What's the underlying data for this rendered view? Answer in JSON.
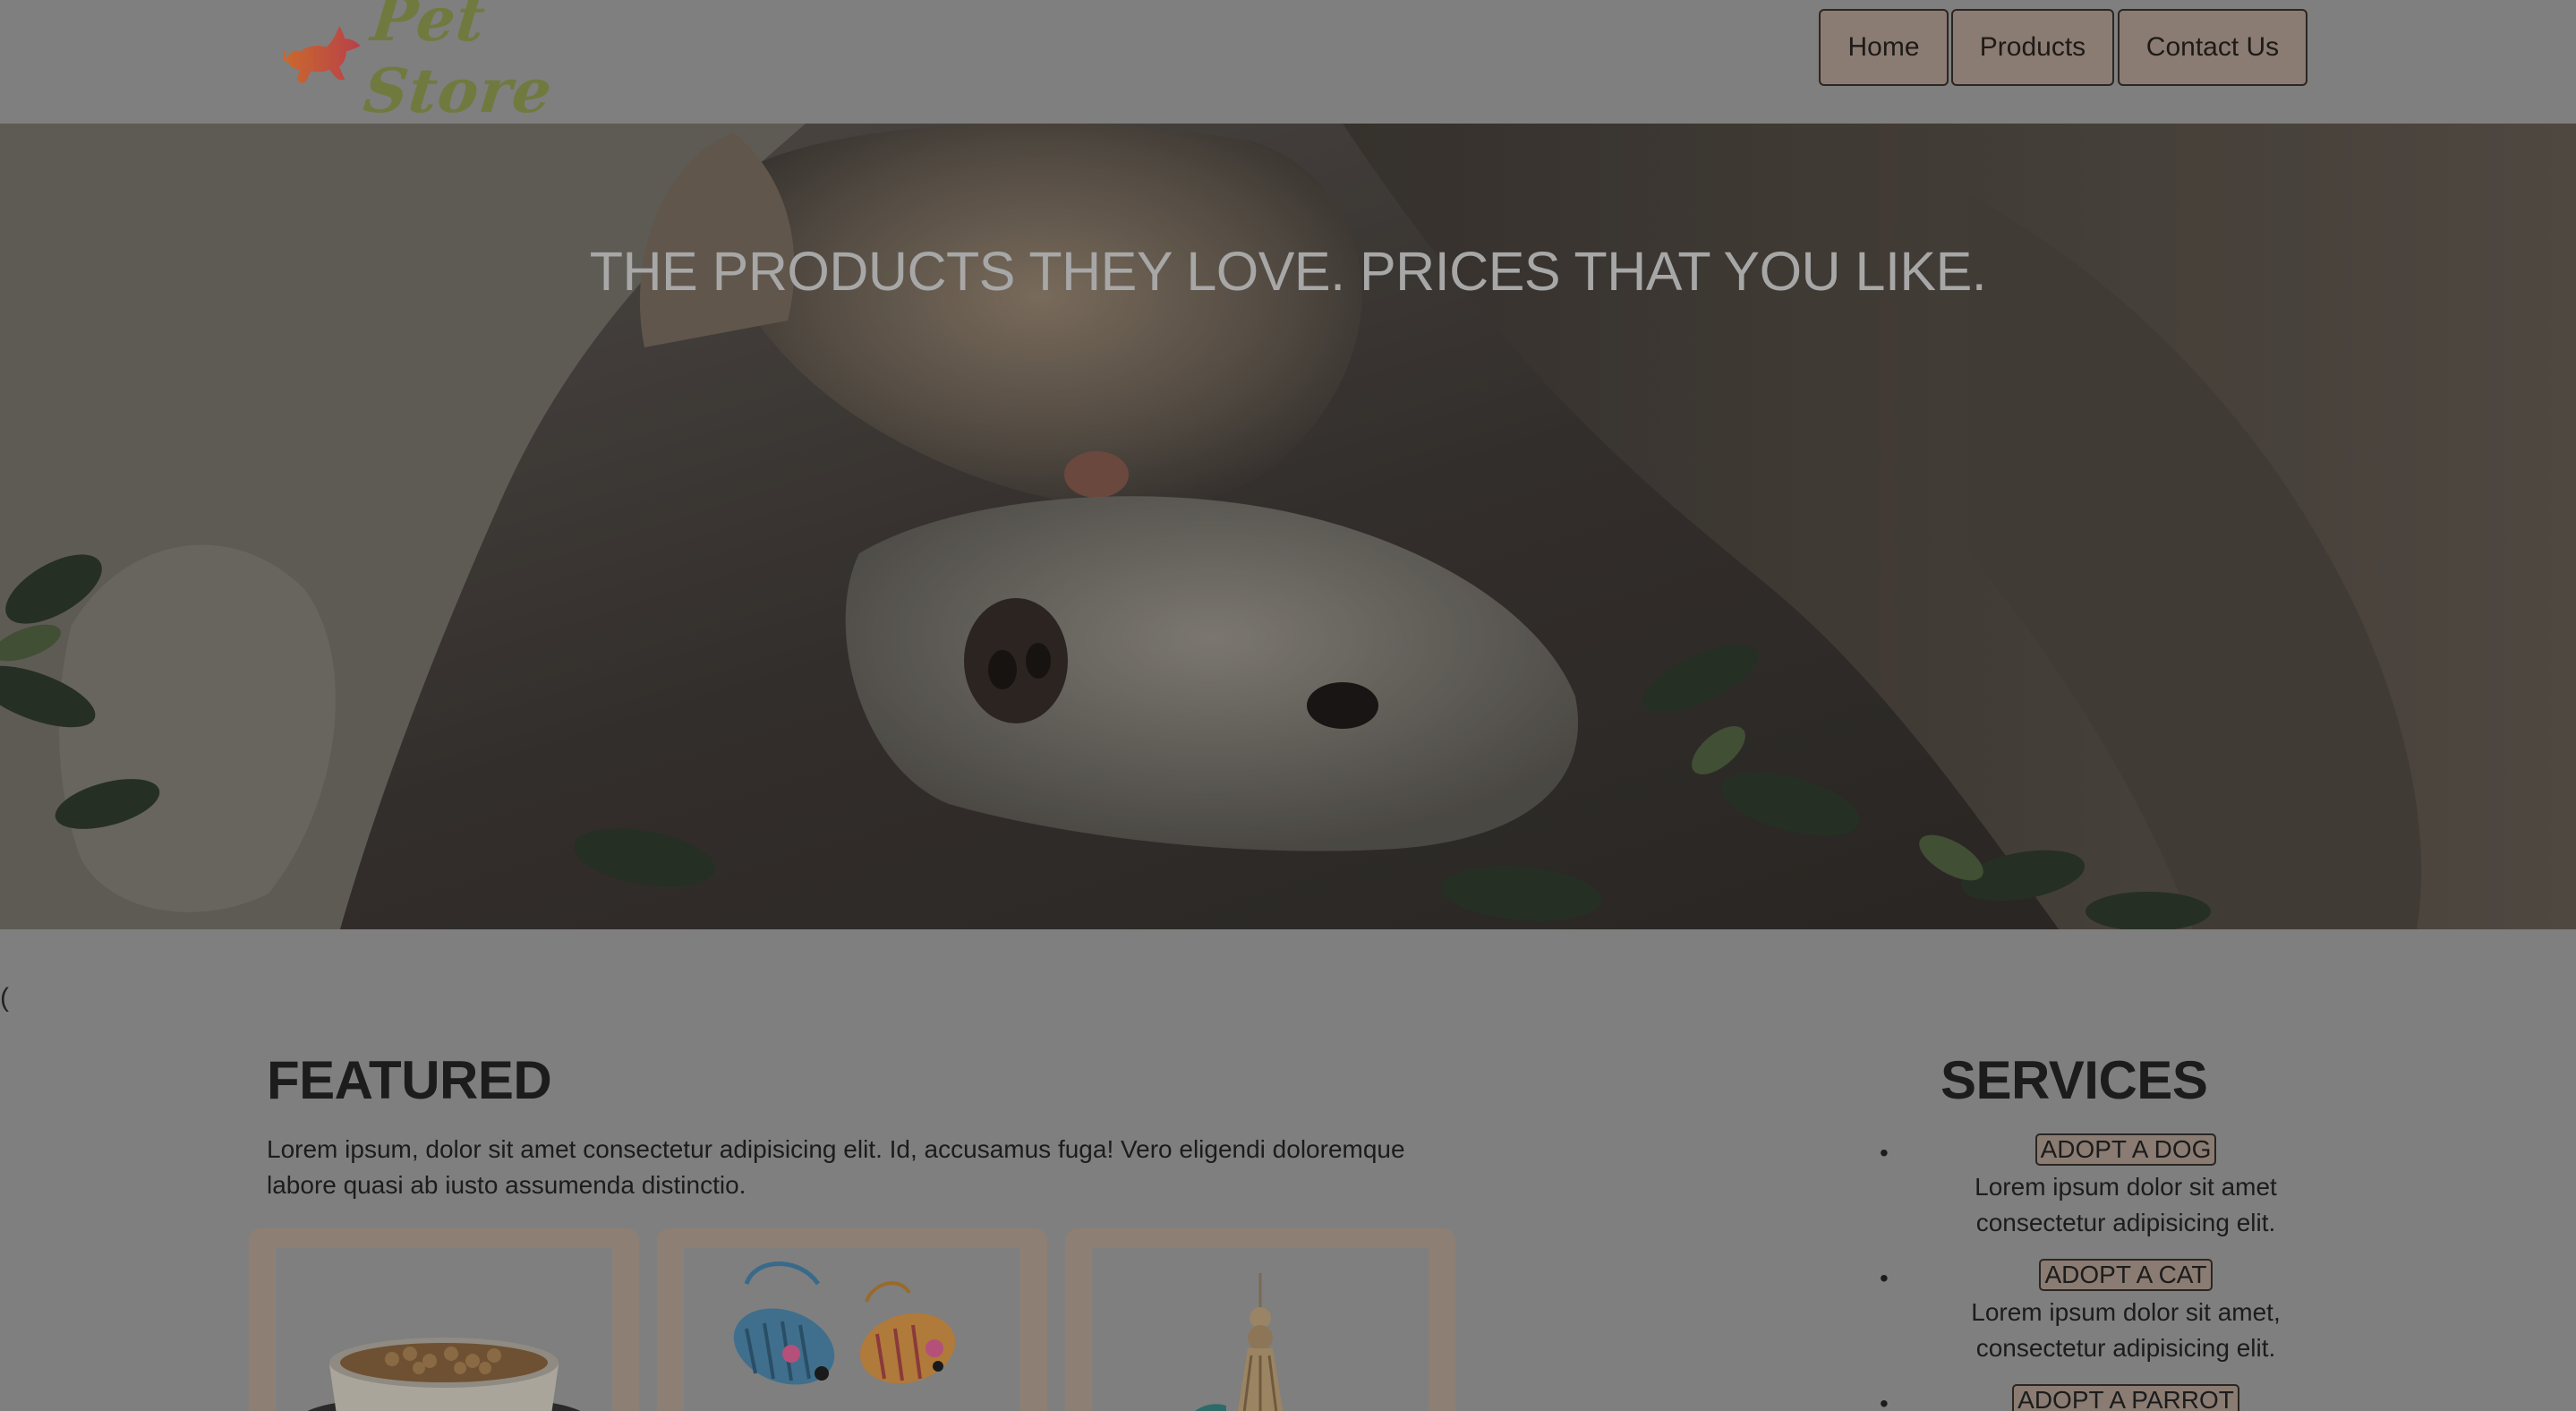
{
  "header": {
    "logo_text": "Pet Store",
    "logo_icon": "running-dog-icon",
    "nav": [
      {
        "label": "Home"
      },
      {
        "label": "Products"
      },
      {
        "label": "Contact Us"
      }
    ]
  },
  "hero": {
    "tagline": "THE PRODUCTS THEY LOVE. PRICES THAT YOU LIKE.",
    "image": "cat-and-dog-cuddling-photo"
  },
  "stray_text": "(",
  "featured": {
    "title": "FEATURED",
    "text": "Lorem ipsum, dolor sit amet consectetur adipisicing elit. Id, accusamus fuga! Vero eligendi doloremque labore quasi ab iusto assumenda distinctio.",
    "cards": [
      {
        "image": "pet-food-bowl-image"
      },
      {
        "image": "toy-mice-image"
      },
      {
        "image": "bird-toy-image"
      }
    ]
  },
  "services": {
    "title": "SERVICES",
    "items": [
      {
        "label": "ADOPT A DOG",
        "desc": "Lorem ipsum dolor sit amet consectetur adipisicing elit."
      },
      {
        "label": "ADOPT A CAT",
        "desc": "Lorem ipsum dolor sit amet, consectetur adipisicing elit."
      },
      {
        "label": "ADOPT A PARROT",
        "desc": ""
      }
    ]
  },
  "colors": {
    "overlay_gray": "#7f7f7f",
    "logo_green": "#707a3e",
    "logo_dog_orange": "#c65a3c",
    "button_brown": "#8a7c72",
    "card_brown": "#8d7f73"
  }
}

## Job
Restate the entire listing word for word, excluding pictures.

## Final result
What's the underlying data for this rendered view? Answer in JSON.
{
  "header": {
    "logo_text": "Pet Store",
    "logo_icon": "running-dog-icon",
    "nav": [
      {
        "label": "Home"
      },
      {
        "label": "Products"
      },
      {
        "label": "Contact Us"
      }
    ]
  },
  "hero": {
    "tagline": "THE PRODUCTS THEY LOVE. PRICES THAT YOU LIKE.",
    "image": "cat-and-dog-cuddling-photo"
  },
  "stray_text": "(",
  "featured": {
    "title": "FEATURED",
    "text": "Lorem ipsum, dolor sit amet consectetur adipisicing elit. Id, accusamus fuga! Vero eligendi doloremque labore quasi ab iusto assumenda distinctio.",
    "cards": [
      {
        "image": "pet-food-bowl-image"
      },
      {
        "image": "toy-mice-image"
      },
      {
        "image": "bird-toy-image"
      }
    ]
  },
  "services": {
    "title": "SERVICES",
    "items": [
      {
        "label": "ADOPT A DOG",
        "desc": "Lorem ipsum dolor sit amet consectetur adipisicing elit."
      },
      {
        "label": "ADOPT A CAT",
        "desc": "Lorem ipsum dolor sit amet, consectetur adipisicing elit."
      },
      {
        "label": "ADOPT A PARROT",
        "desc": ""
      }
    ]
  },
  "colors": {
    "overlay_gray": "#7f7f7f",
    "logo_green": "#707a3e",
    "logo_dog_orange": "#c65a3c",
    "button_brown": "#8a7c72",
    "card_brown": "#8d7f73"
  }
}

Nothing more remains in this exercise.